===== Records supplied
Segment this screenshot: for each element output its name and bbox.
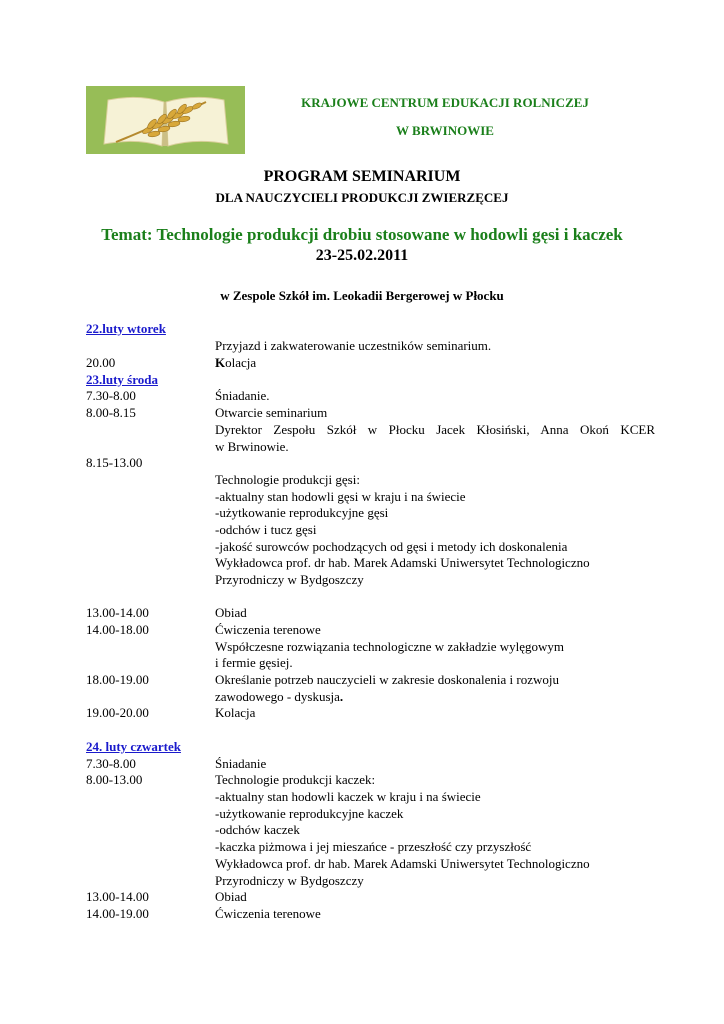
schedule-description: [215, 689, 343, 705]
supper-initial: K: [215, 355, 226, 370]
day-heading-thursday[interactable]: 24. luty czwartek: [86, 739, 181, 754]
schedule-time: 19.00-20.00: [86, 705, 149, 720]
schedule-time: 8.15-13.00: [86, 455, 143, 470]
schedule-description: Ćwiczenia terenowe: [215, 906, 321, 921]
schedule-description: -odchów i tucz gęsi: [215, 522, 317, 537]
seminar-venue: w Zespole Szkół im. Leokadii Bergerowej w Płocku: [220, 288, 504, 303]
schedule-description: Przyjazd i zakwaterowanie uczestników seminarium.: [215, 338, 492, 353]
schedule-time: 14.00-18.00: [86, 622, 149, 637]
supper-rest: olacja: [225, 355, 257, 370]
schedule-description: Przyrodniczy w Bydgoszczy: [215, 572, 364, 587]
schedule-time: 20.00: [86, 355, 116, 370]
schedule-description: Otwarcie seminarium: [215, 405, 328, 420]
schedule-description: -aktualny stan hodowli kaczek w kraju i na świecie: [215, 789, 481, 804]
schedule-time: 18.00-19.00: [86, 672, 149, 687]
seminar-dates: 23-25.02.2011: [315, 247, 409, 264]
discussion-text: zawodowego - dyskusja: [215, 689, 340, 704]
schedule-description: Ćwiczenia terenowe: [215, 622, 321, 637]
schedule-description: i fermie gęsiej.: [215, 655, 293, 670]
schedule-description: -użytkowanie reprodukcyjne kaczek: [215, 806, 404, 821]
schedule-time: 8.00-8.15: [86, 405, 136, 420]
day-heading-tuesday[interactable]: 22.luty wtorek: [86, 321, 166, 336]
schedule-time: 14.00-19.00: [86, 906, 149, 921]
schedule-description: [215, 355, 256, 371]
schedule-description: Współczesne rozwiązania technologiczne w zakładzie wylęgowym: [215, 639, 565, 654]
schedule-description: Wykładowca prof. dr hab. Marek Adamski Uniwersytet Technologiczno: [215, 555, 590, 570]
schedule-description: Wykładowca prof. dr hab. Marek Adamski Uniwersytet Technologiczno: [215, 856, 590, 871]
schedule-description: Przyrodniczy w Bydgoszczy: [215, 873, 364, 888]
schedule-time: 13.00-14.00: [86, 889, 149, 904]
discussion-period: .: [339, 689, 344, 704]
schedule-description: Śniadanie.: [215, 388, 270, 403]
schedule-description: Technologie produkcji kaczek:: [215, 772, 376, 787]
document-title: PROGRAM SEMINARIUM: [263, 168, 461, 185]
schedule-description: -jakość surowców pochodzących od gęsi i metody ich doskonalenia: [215, 539, 568, 554]
organization-name: KRAJOWE CENTRUM EDUKACJI ROLNICZEJ: [301, 95, 589, 110]
schedule-description: -aktualny stan hodowli gęsi w kraju i na świecie: [215, 489, 466, 504]
seminar-topic: Temat: Technologie produkcji drobiu stosowane w hodowli gęsi i kaczek: [101, 225, 623, 244]
schedule-time: 7.30-8.00: [86, 388, 136, 403]
document-subtitle: DLA NAUCZYCIELI PRODUKCJI ZWIERZĘCEJ: [215, 190, 509, 205]
schedule-description: Obiad: [215, 889, 247, 904]
schedule-time: 8.00-13.00: [86, 772, 143, 787]
schedule-description: Kolacja: [215, 705, 256, 720]
schedule-description: Śniadanie: [215, 756, 267, 771]
schedule-description: Technologie produkcji gęsi:: [215, 472, 360, 487]
schedule-description: Dyrektor Zespołu Szkół w Płocku Jacek Kłosiński, Anna Okoń KCER: [215, 422, 655, 437]
kcer-logo-image: [86, 86, 245, 154]
schedule-description: -kaczka piżmowa i jej mieszańce - przeszłość czy przyszłość: [215, 839, 532, 854]
schedule-description: Określanie potrzeb nauczycieli w zakresie doskonalenia i rozwoju: [215, 672, 559, 687]
schedule-description: -odchów kaczek: [215, 822, 300, 837]
schedule-description: -użytkowanie reprodukcyjne gęsi: [215, 505, 389, 520]
schedule-description: Obiad: [215, 605, 247, 620]
schedule-time: 13.00-14.00: [86, 605, 149, 620]
organization-location: W BRWINOWIE: [396, 123, 494, 138]
schedule-time: 7.30-8.00: [86, 756, 136, 771]
schedule-description: w Brwinowie.: [215, 439, 289, 454]
day-heading-wednesday[interactable]: 23.luty środa: [86, 372, 158, 387]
==========
**Given exercise**. Please copy every record above word for word, leaving out the pictures.

**Response**.
Segment this screenshot: for each element output its name and bbox.
schedule-description: [215, 689, 343, 705]
supper-initial: K: [215, 355, 226, 370]
day-heading-thursday[interactable]: 24. luty czwartek: [86, 739, 181, 754]
schedule-time: 19.00-20.00: [86, 705, 149, 720]
schedule-time: 8.15-13.00: [86, 455, 143, 470]
schedule-description: Ćwiczenia terenowe: [215, 906, 321, 921]
schedule-description: -odchów i tucz gęsi: [215, 522, 317, 537]
seminar-venue: w Zespole Szkół im. Leokadii Bergerowej w Płocku: [220, 288, 504, 303]
schedule-description: Przyjazd i zakwaterowanie uczestników seminarium.: [215, 338, 492, 353]
schedule-time: 14.00-18.00: [86, 622, 149, 637]
supper-rest: olacja: [225, 355, 257, 370]
schedule-description: Przyrodniczy w Bydgoszczy: [215, 572, 364, 587]
schedule-time: 20.00: [86, 355, 116, 370]
schedule-description: Otwarcie seminarium: [215, 405, 328, 420]
schedule-description: -aktualny stan hodowli kaczek w kraju i na świecie: [215, 789, 481, 804]
schedule-time: 18.00-19.00: [86, 672, 149, 687]
seminar-dates: 23-25.02.2011: [315, 247, 409, 264]
discussion-text: zawodowego - dyskusja: [215, 689, 340, 704]
schedule-description: Ćwiczenia terenowe: [215, 622, 321, 637]
schedule-description: i fermie gęsiej.: [215, 655, 293, 670]
schedule-description: -użytkowanie reprodukcyjne kaczek: [215, 806, 404, 821]
schedule-time: 8.00-8.15: [86, 405, 136, 420]
day-heading-tuesday[interactable]: 22.luty wtorek: [86, 321, 166, 336]
schedule-time: 14.00-19.00: [86, 906, 149, 921]
schedule-description: [215, 355, 256, 371]
schedule-description: Współczesne rozwiązania technologiczne w zakładzie wylęgowym: [215, 639, 565, 654]
schedule-description: Wykładowca prof. dr hab. Marek Adamski Uniwersytet Technologiczno: [215, 555, 590, 570]
schedule-description: Wykładowca prof. dr hab. Marek Adamski Uniwersytet Technologiczno: [215, 856, 590, 871]
schedule-description: Przyrodniczy w Bydgoszczy: [215, 873, 364, 888]
schedule-time: 13.00-14.00: [86, 889, 149, 904]
discussion-period: .: [339, 689, 344, 704]
schedule-description: Śniadanie.: [215, 388, 270, 403]
schedule-description: Technologie produkcji kaczek:: [215, 772, 376, 787]
document-title: PROGRAM SEMINARIUM: [263, 168, 461, 185]
schedule-description: -jakość surowców pochodzących od gęsi i metody ich doskonalenia: [215, 539, 568, 554]
organization-name: KRAJOWE CENTRUM EDUKACJI ROLNICZEJ: [301, 95, 589, 110]
schedule-description: -aktualny stan hodowli gęsi w kraju i na świecie: [215, 489, 466, 504]
seminar-topic: Temat: Technologie produkcji drobiu stosowane w hodowli gęsi i kaczek: [101, 225, 623, 244]
schedule-time: 7.30-8.00: [86, 388, 136, 403]
document-subtitle: DLA NAUCZYCIELI PRODUKCJI ZWIERZĘCEJ: [215, 190, 509, 205]
schedule-description: Obiad: [215, 889, 247, 904]
schedule-time: 8.00-13.00: [86, 772, 143, 787]
schedule-description: Kolacja: [215, 705, 256, 720]
schedule-description: Śniadanie: [215, 756, 267, 771]
schedule-description: Technologie produkcji gęsi:: [215, 472, 360, 487]
schedule-description: Dyrektor Zespołu Szkół w Płocku Jacek Kłosiński, Anna Okoń KCER: [215, 422, 655, 437]
kcer-logo-image: [86, 86, 245, 154]
schedule-description: -kaczka piżmowa i jej mieszańce - przeszłość czy przyszłość: [215, 839, 532, 854]
schedule-description: Określanie potrzeb nauczycieli w zakresie doskonalenia i rozwoju: [215, 672, 559, 687]
schedule-description: -odchów kaczek: [215, 822, 300, 837]
schedule-description: -użytkowanie reprodukcyjne gęsi: [215, 505, 389, 520]
schedule-description: Obiad: [215, 605, 247, 620]
schedule-time: 13.00-14.00: [86, 605, 149, 620]
organization-location: W BRWINOWIE: [396, 123, 494, 138]
schedule-time: 7.30-8.00: [86, 756, 136, 771]
schedule-description: w Brwinowie.: [215, 439, 289, 454]
day-heading-wednesday[interactable]: 23.luty środa: [86, 372, 158, 387]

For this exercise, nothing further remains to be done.